§ Aim of the task: Word for word, quote all of the material, omitting the pictures.

'''

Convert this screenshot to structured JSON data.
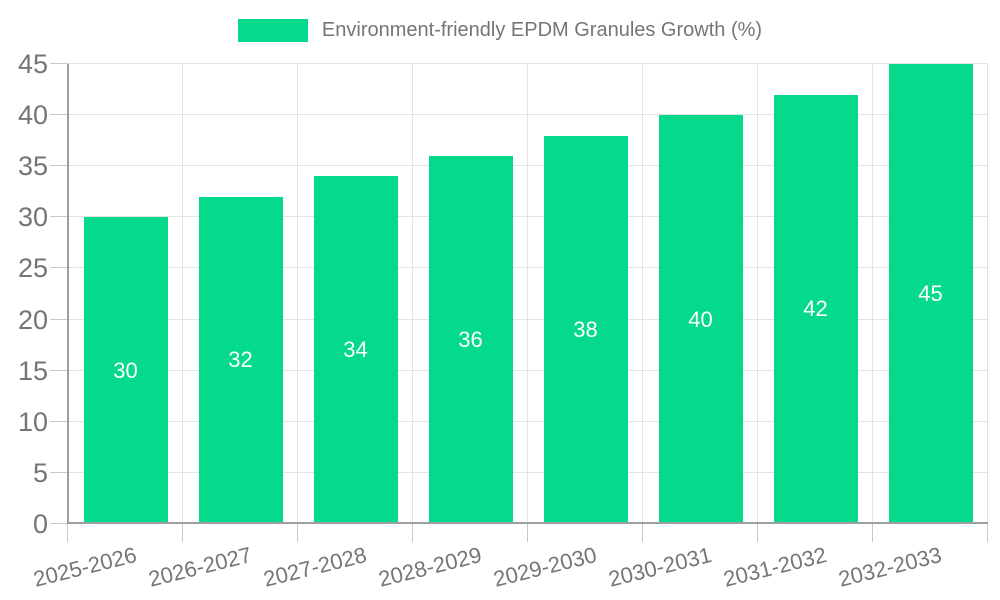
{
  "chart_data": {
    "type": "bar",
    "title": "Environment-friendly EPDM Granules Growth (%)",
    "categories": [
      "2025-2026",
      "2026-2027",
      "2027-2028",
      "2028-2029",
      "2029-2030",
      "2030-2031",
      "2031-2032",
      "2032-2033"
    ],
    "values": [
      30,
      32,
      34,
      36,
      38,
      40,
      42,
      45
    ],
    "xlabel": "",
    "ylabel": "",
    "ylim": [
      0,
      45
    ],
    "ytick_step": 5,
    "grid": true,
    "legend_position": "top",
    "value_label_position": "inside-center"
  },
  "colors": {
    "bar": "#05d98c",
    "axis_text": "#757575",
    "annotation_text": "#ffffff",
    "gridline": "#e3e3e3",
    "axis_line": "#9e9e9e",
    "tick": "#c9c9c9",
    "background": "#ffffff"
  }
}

'''

§ Result:
Convert this screenshot to structured JSON data.
{
  "chart_data": {
    "type": "bar",
    "title": "Environment-friendly EPDM Granules Growth (%)",
    "categories": [
      "2025-2026",
      "2026-2027",
      "2027-2028",
      "2028-2029",
      "2029-2030",
      "2030-2031",
      "2031-2032",
      "2032-2033"
    ],
    "values": [
      30,
      32,
      34,
      36,
      38,
      40,
      42,
      45
    ],
    "xlabel": "",
    "ylabel": "",
    "ylim": [
      0,
      45
    ],
    "ytick_step": 5,
    "grid": true,
    "legend_position": "top",
    "value_label_position": "inside-center"
  },
  "colors": {
    "bar": "#05d98c",
    "axis_text": "#757575",
    "annotation_text": "#ffffff",
    "gridline": "#e3e3e3",
    "axis_line": "#9e9e9e",
    "tick": "#c9c9c9",
    "background": "#ffffff"
  }
}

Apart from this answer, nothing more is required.